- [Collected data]

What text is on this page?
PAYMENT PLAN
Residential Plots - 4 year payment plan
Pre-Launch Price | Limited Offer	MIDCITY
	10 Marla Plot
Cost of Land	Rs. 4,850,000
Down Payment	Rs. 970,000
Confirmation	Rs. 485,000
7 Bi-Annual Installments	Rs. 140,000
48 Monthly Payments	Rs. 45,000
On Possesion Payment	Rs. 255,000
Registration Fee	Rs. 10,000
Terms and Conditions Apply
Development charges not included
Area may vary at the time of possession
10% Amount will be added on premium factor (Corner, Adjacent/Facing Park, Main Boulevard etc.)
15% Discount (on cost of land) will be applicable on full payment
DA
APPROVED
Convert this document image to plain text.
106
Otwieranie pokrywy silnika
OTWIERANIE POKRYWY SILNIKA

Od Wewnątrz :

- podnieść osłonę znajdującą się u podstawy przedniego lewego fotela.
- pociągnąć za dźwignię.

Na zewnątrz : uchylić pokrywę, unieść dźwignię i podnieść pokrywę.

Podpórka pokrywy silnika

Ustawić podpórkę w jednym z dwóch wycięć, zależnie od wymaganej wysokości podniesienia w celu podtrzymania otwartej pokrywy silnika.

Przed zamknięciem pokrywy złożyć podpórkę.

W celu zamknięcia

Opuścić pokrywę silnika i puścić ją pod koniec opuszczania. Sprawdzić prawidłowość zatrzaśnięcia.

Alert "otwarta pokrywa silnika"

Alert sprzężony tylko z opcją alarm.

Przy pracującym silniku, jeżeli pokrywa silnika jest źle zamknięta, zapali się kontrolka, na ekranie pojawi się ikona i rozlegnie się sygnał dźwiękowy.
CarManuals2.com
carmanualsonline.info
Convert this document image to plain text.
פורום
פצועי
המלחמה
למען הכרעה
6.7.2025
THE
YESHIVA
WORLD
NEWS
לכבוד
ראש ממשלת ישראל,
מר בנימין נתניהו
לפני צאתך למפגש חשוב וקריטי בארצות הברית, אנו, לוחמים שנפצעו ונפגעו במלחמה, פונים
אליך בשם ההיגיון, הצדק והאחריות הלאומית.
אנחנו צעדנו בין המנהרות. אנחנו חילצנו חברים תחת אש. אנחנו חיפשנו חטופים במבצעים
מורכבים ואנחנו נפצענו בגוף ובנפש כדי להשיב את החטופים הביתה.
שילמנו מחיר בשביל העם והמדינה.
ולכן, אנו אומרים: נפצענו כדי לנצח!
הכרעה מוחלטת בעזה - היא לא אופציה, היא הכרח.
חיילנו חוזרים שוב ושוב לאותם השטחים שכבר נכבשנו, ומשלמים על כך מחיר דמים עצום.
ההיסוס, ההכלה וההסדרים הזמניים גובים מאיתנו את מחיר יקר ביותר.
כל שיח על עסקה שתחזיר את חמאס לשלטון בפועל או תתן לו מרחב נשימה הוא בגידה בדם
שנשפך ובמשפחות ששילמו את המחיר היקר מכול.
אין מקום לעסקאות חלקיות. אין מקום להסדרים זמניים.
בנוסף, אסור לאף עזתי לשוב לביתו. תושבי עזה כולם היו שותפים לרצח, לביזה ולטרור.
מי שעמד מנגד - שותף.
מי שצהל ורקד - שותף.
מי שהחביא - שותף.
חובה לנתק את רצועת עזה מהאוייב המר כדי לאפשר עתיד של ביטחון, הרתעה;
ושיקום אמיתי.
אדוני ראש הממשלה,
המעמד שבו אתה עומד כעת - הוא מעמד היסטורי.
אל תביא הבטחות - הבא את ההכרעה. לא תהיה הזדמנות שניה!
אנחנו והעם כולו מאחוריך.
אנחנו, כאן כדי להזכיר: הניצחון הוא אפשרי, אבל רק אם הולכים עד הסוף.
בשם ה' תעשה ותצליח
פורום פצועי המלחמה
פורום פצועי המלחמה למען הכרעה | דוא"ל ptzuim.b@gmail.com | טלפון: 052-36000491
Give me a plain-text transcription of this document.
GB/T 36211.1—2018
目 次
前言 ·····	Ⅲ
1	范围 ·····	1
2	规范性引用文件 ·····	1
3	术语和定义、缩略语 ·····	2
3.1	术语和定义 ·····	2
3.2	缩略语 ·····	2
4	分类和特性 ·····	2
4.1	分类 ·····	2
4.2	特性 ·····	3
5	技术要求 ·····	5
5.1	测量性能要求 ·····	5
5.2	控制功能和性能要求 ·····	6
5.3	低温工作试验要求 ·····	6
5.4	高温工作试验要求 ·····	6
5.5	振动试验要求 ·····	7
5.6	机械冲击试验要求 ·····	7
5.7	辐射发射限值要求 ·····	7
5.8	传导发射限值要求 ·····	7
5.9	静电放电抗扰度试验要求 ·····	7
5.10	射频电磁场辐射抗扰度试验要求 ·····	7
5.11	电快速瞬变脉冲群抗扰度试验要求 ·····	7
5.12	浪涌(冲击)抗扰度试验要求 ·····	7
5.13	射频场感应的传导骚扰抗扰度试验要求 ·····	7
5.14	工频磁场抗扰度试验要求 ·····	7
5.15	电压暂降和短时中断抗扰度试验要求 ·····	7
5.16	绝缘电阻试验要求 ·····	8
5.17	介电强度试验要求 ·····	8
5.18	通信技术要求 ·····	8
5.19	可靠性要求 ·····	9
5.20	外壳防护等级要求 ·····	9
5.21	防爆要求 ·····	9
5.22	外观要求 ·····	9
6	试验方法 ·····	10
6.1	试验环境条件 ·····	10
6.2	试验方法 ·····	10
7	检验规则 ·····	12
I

- [Objective]
Search the entries for "המלחמה" and copy out each line that has it.

- [Response to this exercise]
המלחמה
פורום פצועי המלחמה
פורום פצועי המלחמה למען הכרעה | דוא"ל ptzuim.b@gmail.com | טלפון: 052-36000491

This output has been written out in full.